Preventing intraoperative complications enhances the chances of an uncomplicated, complete recovery. These strategies include fluid management, anesthesia selection, maintaining normothermia (include balancing fluid management to prevent fluid overload), epidural instead of inhaled anesthesia, short-acting inhaled anesthesia instead of the total intravenous approach, individualized analgesia, proactive normothermia in the operating room, and administration of alvimopan (Entereg) or methylnaltrexone (Relistor) prior to the start of the operation to help counteract the effects of opioids used during surgery and to reduce the possibility of an ileus (Rodriguez, 2014).

 

Postoperative Strategies

Thorough postoperative care is very important to ensure optimal recovery for patients who undergo major surgery. Skilled and careful assessment is needed to prevent complications and restore the patient back to health. The extent of the postoperative care required is based on the original health status of the patient and the type of surgery (Sahoo et al., 2014). Postsurgery strategies include the removal of the nasogastric tube and indwelling urinary catheter on postsurgical Day 1 (Sahoo et al., 2014). Alvimopan (Entereg) should be continued twice daily, not to exceed 15 doses in 7 days, to decrease the possibility of an ileus (Ehrlich et al., 2014).

 

Fast track pathways provide the guidance for optimal postoperative care. Nurses should encourage clear liquid nutrition on the first operative day and, if the patient tolerates, advance to solid food the next day (Kapritsou et al., 2012). Nurses are also responsible for early mobilization of the patient, which can include getting out of bed and ambulating for short periods of time to prevent ileus, respiratory problems, and promote diet intake, digestion, and return of bowel function (McCutcheon, 2012). Laxatives, antiemetics, and deep vein thrombosis prophylaxis are also implemented the same day as surgery. In addition, opioid-sparing techniques including short-acting inhaled anesthesia and nonsteroidal anti-inflammatory medications are important adjuncts to minimize the use of opioids in the immediate postoperative phase and thus decrease the potential for ileus and other complications (Kapritsou et al., 2012).

 

Psychosocial Aspect

One of the most important, although often underestimated, factors is the impact a disease has on social functioning, role limitations, and emotional well-being of the patient (Kapritsou et al., 2012). Understanding the impact of chronic illness on patients contributes to an improvement in their quality of life. By appreciating patients' perspective concerning an illness, nurses can better educate the patients in all aspects of the disease process. To properly care for these patients, the aforementioned three psychosocial aspects of the patient's care should be addressed (Kapritsou et al., 2012). Nursing care should incorporate aspects of physiological and psychological changes such as colostomy care, physiological changes such as altered body image, emotional changes such as anxiety and depression, and social issues such as having to deal with embarrassment of colostomy bag mishaps in public (Kapritsou et al., 2012).

 

Despite these advances and because of the complexities associated with diagnosis and treatment of mesenteric ischemia, for many, death is the ultimate result. Patients and their loved ones need to be aware of the possibility and prepare accordingly.

 

These patients and their families could also benefit from information and psychosocial support from support groups and bereavement groups to aid in the grieving process. Providing holistic patient and family care will assist in allaying their anxiety and address their concerns. Finally, information regarding consent for durable power of attorney, including wishes for end-of-life care, in addition to addressing financial or social concerns, should be considered. The latter two issues would benefit from a social service consult.

 

Conclusion

Mesenteric ischemia can be a devastating disease that carries a high risk of mortality if it is not diagnosed early and reversed in a timely manner. Being knowledgeable of this rare disease presentation, its complications, possible etiologies, diagnostic measures, and desired outcomes allows nurses to detect, contribute, and collaborate with the medical team to attain the best physical and psychosocial outcomes for patients.

## Set of tasks
(A) List each distinct source citation that appears in parentheses in the passage on mesenteric ischemia care, in order of first appearance.
(B) Write out the part of the passage on mesenteric ischemia care between "Preventing intraoperative complications" and "ileus (Rodriguez, 2014).", inclusive.

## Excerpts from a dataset
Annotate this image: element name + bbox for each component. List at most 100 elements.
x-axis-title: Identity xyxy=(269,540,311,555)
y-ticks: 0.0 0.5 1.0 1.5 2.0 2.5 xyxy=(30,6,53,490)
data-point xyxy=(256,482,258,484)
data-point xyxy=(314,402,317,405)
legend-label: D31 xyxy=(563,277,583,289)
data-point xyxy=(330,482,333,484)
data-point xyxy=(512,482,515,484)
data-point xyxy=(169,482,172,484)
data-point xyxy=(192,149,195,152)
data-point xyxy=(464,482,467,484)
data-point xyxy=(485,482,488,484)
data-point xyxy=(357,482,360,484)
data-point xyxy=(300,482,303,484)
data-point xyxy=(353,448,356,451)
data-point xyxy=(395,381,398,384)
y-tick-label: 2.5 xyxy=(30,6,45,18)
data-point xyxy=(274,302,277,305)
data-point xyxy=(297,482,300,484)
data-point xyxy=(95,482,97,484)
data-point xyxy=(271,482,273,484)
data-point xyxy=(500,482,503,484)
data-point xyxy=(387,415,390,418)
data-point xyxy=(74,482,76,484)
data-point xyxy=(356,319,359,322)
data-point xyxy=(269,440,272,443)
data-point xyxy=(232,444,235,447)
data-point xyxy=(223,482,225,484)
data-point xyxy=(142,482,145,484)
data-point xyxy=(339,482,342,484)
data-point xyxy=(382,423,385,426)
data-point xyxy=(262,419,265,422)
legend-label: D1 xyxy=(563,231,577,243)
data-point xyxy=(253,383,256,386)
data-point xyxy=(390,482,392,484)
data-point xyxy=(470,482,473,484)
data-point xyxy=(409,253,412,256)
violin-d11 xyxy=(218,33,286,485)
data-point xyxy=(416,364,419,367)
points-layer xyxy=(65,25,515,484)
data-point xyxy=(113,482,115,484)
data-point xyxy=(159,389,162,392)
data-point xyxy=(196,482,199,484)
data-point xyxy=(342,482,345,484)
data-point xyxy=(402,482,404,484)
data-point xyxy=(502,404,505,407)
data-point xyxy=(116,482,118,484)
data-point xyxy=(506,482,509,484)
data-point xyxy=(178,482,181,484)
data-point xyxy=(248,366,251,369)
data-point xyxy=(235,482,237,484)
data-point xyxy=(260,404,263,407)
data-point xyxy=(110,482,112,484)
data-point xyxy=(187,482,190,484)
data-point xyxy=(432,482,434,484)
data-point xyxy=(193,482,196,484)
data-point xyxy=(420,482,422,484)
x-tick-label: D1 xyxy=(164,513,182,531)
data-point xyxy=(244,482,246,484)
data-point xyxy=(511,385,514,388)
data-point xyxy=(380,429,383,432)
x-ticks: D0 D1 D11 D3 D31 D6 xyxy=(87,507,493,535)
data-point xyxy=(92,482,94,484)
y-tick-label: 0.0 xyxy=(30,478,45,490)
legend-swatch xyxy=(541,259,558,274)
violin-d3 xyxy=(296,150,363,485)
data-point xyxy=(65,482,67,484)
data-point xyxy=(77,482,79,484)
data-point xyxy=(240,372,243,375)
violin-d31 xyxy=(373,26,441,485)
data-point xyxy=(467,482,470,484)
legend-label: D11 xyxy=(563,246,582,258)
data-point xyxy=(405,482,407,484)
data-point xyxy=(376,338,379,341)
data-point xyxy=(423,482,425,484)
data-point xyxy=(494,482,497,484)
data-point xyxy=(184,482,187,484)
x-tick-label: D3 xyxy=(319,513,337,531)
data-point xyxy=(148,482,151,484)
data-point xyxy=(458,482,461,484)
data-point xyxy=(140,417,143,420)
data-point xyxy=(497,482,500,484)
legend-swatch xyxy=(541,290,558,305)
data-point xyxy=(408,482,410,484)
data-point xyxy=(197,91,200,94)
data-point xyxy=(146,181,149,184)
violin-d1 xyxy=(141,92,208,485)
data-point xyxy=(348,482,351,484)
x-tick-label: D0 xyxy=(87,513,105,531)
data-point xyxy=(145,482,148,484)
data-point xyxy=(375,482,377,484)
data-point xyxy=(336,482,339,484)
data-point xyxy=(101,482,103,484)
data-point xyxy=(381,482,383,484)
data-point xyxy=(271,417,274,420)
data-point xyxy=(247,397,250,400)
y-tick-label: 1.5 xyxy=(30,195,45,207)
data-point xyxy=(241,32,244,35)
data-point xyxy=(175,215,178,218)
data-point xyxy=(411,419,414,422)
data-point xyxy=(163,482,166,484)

## Answers to the exercises
(A)
Rodriguez, 2014
Sahoo et al., 2014
Ehrlich et al., 2014
Kapritsou et al., 2012
McCutcheon, 2012

(B)
Preventing intraoperative complications enhances the chances of an uncomplicated, complete recovery. These strategies include fluid management, anesthesia selection, maintaining normothermia (include balancing fluid management to prevent fluid overload), epidural instead of inhaled anesthesia, short-acting inhaled anesthesia instead of the total intravenous approach, individualized analgesia, proactive normothermia in the operating room, and administration of alvimopan (Entereg) or methylnaltrexone (Relistor) prior to the start of the operation to help counteract the effects of opioids used during surgery and to reduce the possibility of an ileus (Rodriguez, 2014).